• Set exercise
Render every line of the items below as a Markdown table with columns named Row and Line. Put a row number in Row, put the line in Line, and skip blank lines.

┄┄┄┄┄┄

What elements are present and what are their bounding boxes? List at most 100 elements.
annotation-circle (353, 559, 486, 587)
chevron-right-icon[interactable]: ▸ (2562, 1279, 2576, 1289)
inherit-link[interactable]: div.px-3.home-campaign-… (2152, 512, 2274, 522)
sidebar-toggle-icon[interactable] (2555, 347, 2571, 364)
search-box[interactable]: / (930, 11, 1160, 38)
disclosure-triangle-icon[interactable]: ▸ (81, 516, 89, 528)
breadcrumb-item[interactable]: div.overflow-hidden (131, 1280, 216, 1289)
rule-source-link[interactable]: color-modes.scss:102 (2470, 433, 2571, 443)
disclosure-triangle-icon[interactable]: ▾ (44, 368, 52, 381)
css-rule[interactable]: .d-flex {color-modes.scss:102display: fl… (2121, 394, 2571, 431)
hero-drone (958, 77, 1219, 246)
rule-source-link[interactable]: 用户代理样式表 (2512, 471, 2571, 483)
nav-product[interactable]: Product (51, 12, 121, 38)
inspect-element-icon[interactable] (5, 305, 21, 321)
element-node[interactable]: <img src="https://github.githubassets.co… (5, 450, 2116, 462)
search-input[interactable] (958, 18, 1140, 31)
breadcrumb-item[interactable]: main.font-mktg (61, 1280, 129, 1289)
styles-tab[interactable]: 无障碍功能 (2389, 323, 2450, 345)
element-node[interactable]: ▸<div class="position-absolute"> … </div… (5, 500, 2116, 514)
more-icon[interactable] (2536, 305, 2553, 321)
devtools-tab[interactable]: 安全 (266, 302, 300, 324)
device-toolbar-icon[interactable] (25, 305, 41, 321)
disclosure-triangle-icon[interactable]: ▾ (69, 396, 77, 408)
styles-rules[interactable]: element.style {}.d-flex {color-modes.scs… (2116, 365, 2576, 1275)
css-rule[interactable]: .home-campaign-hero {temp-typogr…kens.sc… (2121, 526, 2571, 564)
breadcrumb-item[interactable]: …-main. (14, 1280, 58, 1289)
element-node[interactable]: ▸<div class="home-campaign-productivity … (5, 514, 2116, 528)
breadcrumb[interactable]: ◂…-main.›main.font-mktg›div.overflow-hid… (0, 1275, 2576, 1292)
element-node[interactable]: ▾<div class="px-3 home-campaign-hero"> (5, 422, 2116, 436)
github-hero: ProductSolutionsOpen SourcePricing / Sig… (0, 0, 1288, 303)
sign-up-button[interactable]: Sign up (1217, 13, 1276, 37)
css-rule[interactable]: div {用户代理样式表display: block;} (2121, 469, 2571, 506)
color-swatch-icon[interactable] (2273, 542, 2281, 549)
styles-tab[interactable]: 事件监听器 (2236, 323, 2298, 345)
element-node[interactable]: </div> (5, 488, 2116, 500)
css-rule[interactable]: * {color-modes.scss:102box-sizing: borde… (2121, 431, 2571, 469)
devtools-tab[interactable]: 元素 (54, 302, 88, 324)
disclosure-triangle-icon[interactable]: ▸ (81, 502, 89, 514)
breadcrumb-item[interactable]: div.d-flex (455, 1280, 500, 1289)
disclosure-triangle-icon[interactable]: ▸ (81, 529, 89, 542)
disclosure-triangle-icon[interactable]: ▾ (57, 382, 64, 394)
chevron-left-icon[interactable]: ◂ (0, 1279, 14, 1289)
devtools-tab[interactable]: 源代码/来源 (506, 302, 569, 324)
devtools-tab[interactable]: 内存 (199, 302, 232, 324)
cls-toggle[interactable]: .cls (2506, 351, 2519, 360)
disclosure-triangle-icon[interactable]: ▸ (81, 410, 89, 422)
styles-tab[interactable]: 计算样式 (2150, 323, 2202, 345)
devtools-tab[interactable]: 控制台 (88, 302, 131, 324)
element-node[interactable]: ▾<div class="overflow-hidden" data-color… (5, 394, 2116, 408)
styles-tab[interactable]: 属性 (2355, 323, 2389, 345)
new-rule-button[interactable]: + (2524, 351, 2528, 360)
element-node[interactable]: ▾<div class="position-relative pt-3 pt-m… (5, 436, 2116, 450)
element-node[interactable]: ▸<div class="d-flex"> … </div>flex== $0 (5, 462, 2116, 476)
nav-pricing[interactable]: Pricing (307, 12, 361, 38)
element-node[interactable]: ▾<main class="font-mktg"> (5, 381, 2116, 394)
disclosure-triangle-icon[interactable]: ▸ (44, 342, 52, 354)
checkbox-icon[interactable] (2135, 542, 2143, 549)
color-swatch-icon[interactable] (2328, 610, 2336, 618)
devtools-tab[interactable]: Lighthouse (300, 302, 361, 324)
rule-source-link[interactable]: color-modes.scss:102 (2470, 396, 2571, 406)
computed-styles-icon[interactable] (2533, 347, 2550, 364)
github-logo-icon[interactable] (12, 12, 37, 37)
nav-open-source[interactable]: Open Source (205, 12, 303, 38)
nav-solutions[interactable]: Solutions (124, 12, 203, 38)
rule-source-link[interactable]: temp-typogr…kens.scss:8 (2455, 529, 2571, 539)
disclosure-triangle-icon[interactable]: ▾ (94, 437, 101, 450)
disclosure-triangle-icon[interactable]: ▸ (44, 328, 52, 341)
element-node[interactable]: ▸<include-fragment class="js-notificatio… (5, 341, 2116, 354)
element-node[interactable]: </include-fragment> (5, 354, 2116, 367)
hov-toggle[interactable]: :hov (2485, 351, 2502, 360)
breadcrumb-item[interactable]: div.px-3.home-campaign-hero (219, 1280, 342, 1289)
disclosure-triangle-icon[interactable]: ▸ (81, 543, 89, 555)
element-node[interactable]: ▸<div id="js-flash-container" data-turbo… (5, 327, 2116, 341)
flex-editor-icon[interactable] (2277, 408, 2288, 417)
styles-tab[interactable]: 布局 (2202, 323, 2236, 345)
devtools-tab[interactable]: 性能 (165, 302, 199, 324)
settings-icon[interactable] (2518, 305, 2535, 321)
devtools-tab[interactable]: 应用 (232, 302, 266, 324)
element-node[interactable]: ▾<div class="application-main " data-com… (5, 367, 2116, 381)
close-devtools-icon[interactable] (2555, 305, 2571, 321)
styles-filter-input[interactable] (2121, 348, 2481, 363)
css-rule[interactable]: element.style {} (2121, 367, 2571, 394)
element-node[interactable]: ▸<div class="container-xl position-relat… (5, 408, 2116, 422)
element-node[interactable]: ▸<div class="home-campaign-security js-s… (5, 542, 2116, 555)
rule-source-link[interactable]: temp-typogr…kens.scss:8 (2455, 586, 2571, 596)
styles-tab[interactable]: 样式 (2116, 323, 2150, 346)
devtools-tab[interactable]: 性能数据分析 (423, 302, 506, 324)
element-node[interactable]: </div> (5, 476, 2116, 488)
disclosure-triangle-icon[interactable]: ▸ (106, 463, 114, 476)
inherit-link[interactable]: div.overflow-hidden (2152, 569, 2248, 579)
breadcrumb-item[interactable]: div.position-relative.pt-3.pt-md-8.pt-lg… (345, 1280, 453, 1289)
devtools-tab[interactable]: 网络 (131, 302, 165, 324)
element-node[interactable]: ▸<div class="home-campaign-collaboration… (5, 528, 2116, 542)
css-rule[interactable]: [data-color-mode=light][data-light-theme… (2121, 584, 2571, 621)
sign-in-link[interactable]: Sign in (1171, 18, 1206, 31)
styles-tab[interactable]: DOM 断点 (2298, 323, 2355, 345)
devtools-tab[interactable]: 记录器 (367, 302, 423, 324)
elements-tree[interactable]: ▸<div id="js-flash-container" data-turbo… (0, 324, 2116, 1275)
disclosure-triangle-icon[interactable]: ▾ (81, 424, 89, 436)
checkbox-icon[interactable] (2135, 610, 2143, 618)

┄┄┄┄┄┄

• The output
| Row | Line |
|---|---|
| 1 | What elements are present and what are their bounding boxes? List at most 100 elements. |
| 2 | annotation-circle (353, 559, 486, 587) |
| 3 | chevron-right-icon[interactable]: ▸ (2562, 1279, 2576, 1289) |
| 4 | inherit-link[interactable]: div.px-3.home-campaign-… (2152, 512, 2274, 522) |
| 5 | sidebar-toggle-icon[interactable] (2555, 347, 2571, 364) |
| 6 | search-box[interactable]: / (930, 11, 1160, 38) |
| 7 | disclosure-triangle-icon[interactable]: ▸ (81, 516, 89, 528) |
| 8 | breadcrumb-item[interactable]: div.overflow-hidden (131, 1280, 216, 1289) |
| 9 | rule-source-link[interactable]: color-modes.scss:102 (2470, 433, 2571, 443) |
| 10 | disclosure-triangle-icon[interactable]: ▾ (44, 368, 52, 381) |
| 11 | css-rule[interactable]: .d-flex {color-modes.scss:102display: fl… (2121, 394, 2571, 431) |
| 12 | hero-drone (958, 77, 1219, 246) |
| 13 | rule-source-link[interactable]: 用户代理样式表 (2512, 471, 2571, 483) |
| 14 | nav-product[interactable]: Product (51, 12, 121, 38) |
| 15 | inspect-element-icon[interactable] (5, 305, 21, 321) |
| 16 | element-node[interactable]: <img src="https://github.githubassets.co… (5, 450, 2116, 462) |
| 17 | search-input[interactable] (958, 18, 1140, 31) |
| 18 | breadcrumb-item[interactable]: main.font-mktg (61, 1280, 129, 1289) |
| 19 | styles-tab[interactable]: 无障碍功能 (2389, 323, 2450, 345) |
| 20 | element-node[interactable]: ▸<div class="position-absolute"> … </div… (5, 500, 2116, 514) |
| 21 | more-icon[interactable] (2536, 305, 2553, 321) |
| 22 | devtools-tab[interactable]: 安全 (266, 302, 300, 324) |
| 23 | device-toolbar-icon[interactable] (25, 305, 41, 321) |
| 24 | disclosure-triangle-icon[interactable]: ▾ (69, 396, 77, 408) |
| 25 | styles-rules[interactable]: element.style {}.d-flex {color-modes.scs… (2116, 365, 2576, 1275) |
| 26 | css-rule[interactable]: .home-campaign-hero {temp-typogr…kens.sc… (2121, 526, 2571, 564) |
| 27 | breadcrumb-item[interactable]: …-main. (14, 1280, 58, 1289) |
| 28 | element-node[interactable]: ▸<div class="home-campaign-productivity … (5, 514, 2116, 528) |
| 29 | breadcrumb[interactable]: ◂…-main.›main.font-mktg›div.overflow-hid… (0, 1275, 2576, 1292) |
| 30 | element-node[interactable]: ▾<div class="px-3 home-campaign-hero"> (5, 422, 2116, 436) |
| 31 | github-hero: ProductSolutionsOpen SourcePricing / Sig… (0, 0, 1288, 303) |
| 32 | sign-up-button[interactable]: Sign up (1217, 13, 1276, 37) |
| 33 | css-rule[interactable]: div {用户代理样式表display: block;} (2121, 469, 2571, 506) |
| 34 | color-swatch-icon[interactable] (2273, 542, 2281, 549) |
| 35 | styles-tab[interactable]: 事件监听器 (2236, 323, 2298, 345) |
| 36 | element-node[interactable]: </div> (5, 488, 2116, 500) |
| 37 | css-rule[interactable]: * {color-modes.scss:102box-sizing: borde… (2121, 431, 2571, 469) |
| 38 | devtools-tab[interactable]: 元素 (54, 302, 88, 324) |
| 39 | disclosure-triangle-icon[interactable]: ▸ (81, 502, 89, 514) |
| 40 | breadcrumb-item[interactable]: div.d-flex (455, 1280, 500, 1289) |
| 41 | disclosure-triangle-icon[interactable]: ▸ (81, 529, 89, 542) |
| 42 | disclosure-triangle-icon[interactable]: ▾ (57, 382, 64, 394) |
| 43 | chevron-left-icon[interactable]: ◂ (0, 1279, 14, 1289) |
| 44 | devtools-tab[interactable]: 源代码/来源 (506, 302, 569, 324) |
| 45 | devtools-tab[interactable]: 内存 (199, 302, 232, 324) |
| 46 | cls-toggle[interactable]: .cls (2506, 351, 2519, 360) |
| 47 | disclosure-triangle-icon[interactable]: ▸ (81, 410, 89, 422) |
| 48 | styles-tab[interactable]: 计算样式 (2150, 323, 2202, 345) |
| 49 | devtools-tab[interactable]: 控制台 (88, 302, 131, 324) |
| 50 | element-node[interactable]: ▾<div class="overflow-hidden" data-color… (5, 394, 2116, 408) |
| 51 | styles-tab[interactable]: 属性 (2355, 323, 2389, 345) |
| 52 | new-rule-button[interactable]: + (2524, 351, 2528, 360) |
| 53 | element-node[interactable]: ▾<div class="position-relative pt-3 pt-m… (5, 436, 2116, 450) |
| 54 | element-node[interactable]: ▸<div class="d-flex"> … </div>flex== $0 (5, 462, 2116, 476) |
| 55 | nav-pricing[interactable]: Pricing (307, 12, 361, 38) |
| 56 | element-node[interactable]: ▾<main class="font-mktg"> (5, 381, 2116, 394) |
| 57 | disclosure-triangle-icon[interactable]: ▸ (44, 342, 52, 354) |
| 58 | checkbox-icon[interactable] (2135, 542, 2143, 549) |
| 59 | color-swatch-icon[interactable] (2328, 610, 2336, 618) |
| 60 | devtools-tab[interactable]: Lighthouse (300, 302, 361, 324) |
| 61 | rule-source-link[interactable]: color-modes.scss:102 (2470, 396, 2571, 406) |
| 62 | computed-styles-icon[interactable] (2533, 347, 2550, 364) |
| 63 | github-logo-icon[interactable] (12, 12, 37, 37) |
| 64 | nav-open-source[interactable]: Open Source (205, 12, 303, 38) |
| 65 | nav-solutions[interactable]: Solutions (124, 12, 203, 38) |
| 66 | rule-source-link[interactable]: temp-typogr…kens.scss:8 (2455, 529, 2571, 539) |
| 67 | disclosure-triangle-icon[interactable]: ▾ (94, 437, 101, 450) |
| 68 | disclosure-triangle-icon[interactable]: ▸ (44, 328, 52, 341) |
| 69 | element-node[interactable]: ▸<include-fragment class="js-notificatio… (5, 341, 2116, 354) |
| 70 | element-node[interactable]: </include-fragment> (5, 354, 2116, 367) |
| 71 | hov-toggle[interactable]: :hov (2485, 351, 2502, 360) |
| 72 | breadcrumb-item[interactable]: div.px-3.home-campaign-hero (219, 1280, 342, 1289) |
| 73 | disclosure-triangle-icon[interactable]: ▸ (81, 543, 89, 555) |
| 74 | element-node[interactable]: ▸<div id="js-flash-container" data-turbo… (5, 327, 2116, 341) |
| 75 | flex-editor-icon[interactable] (2277, 408, 2288, 417) |
| 76 | styles-tab[interactable]: 布局 (2202, 323, 2236, 345) |
| 77 | devtools-tab[interactable]: 性能 (165, 302, 199, 324) |
| 78 | settings-icon[interactable] (2518, 305, 2535, 321) |
| 79 | devtools-tab[interactable]: 应用 (232, 302, 266, 324) |
| 80 | element-node[interactable]: ▾<div class="application-main " data-com… (5, 367, 2116, 381) |
| 81 | close-devtools-icon[interactable] (2555, 305, 2571, 321) |
| 82 | styles-filter-input[interactable] (2121, 348, 2481, 363) |
| 83 | css-rule[interactable]: element.style {} (2121, 367, 2571, 394) |
| 84 | element-node[interactable]: ▸<div class="container-xl position-relat… (5, 408, 2116, 422) |
| 85 | element-node[interactable]: ▸<div class="home-campaign-security js-s… (5, 542, 2116, 555) |
| 86 | rule-source-link[interactable]: temp-typogr…kens.scss:8 (2455, 586, 2571, 596) |
| 87 | styles-tab[interactable]: 样式 (2116, 323, 2150, 346) |
| 88 | devtools-tab[interactable]: 性能数据分析 (423, 302, 506, 324) |
| 89 | element-node[interactable]: </div> (5, 476, 2116, 488) |
| 90 | disclosure-triangle-icon[interactable]: ▸ (106, 463, 114, 476) |
| 91 | inherit-link[interactable]: div.overflow-hidden (2152, 569, 2248, 579) |
| 92 | breadcrumb-item[interactable]: div.position-relative.pt-3.pt-md-8.pt-lg… (345, 1280, 453, 1289) |
| 93 | devtools-tab[interactable]: 网络 (131, 302, 165, 324) |
| 94 | element-node[interactable]: ▸<div class="home-campaign-collaboration… (5, 528, 2116, 542) |
| 95 | css-rule[interactable]: [data-color-mode=light][data-light-theme… (2121, 584, 2571, 621) |
| 96 | sign-in-link[interactable]: Sign in (1171, 18, 1206, 31) |
| 97 | styles-tab[interactable]: DOM 断点 (2298, 323, 2355, 345) |
| 98 | devtools-tab[interactable]: 记录器 (367, 302, 423, 324) |
| 99 | elements-tree[interactable]: ▸<div id="js-flash-container" data-turbo… (0, 324, 2116, 1275) |
| 100 | disclosure-triangle-icon[interactable]: ▾ (81, 424, 89, 436) |
| 101 | checkbox-icon[interactable] (2135, 610, 2143, 618) |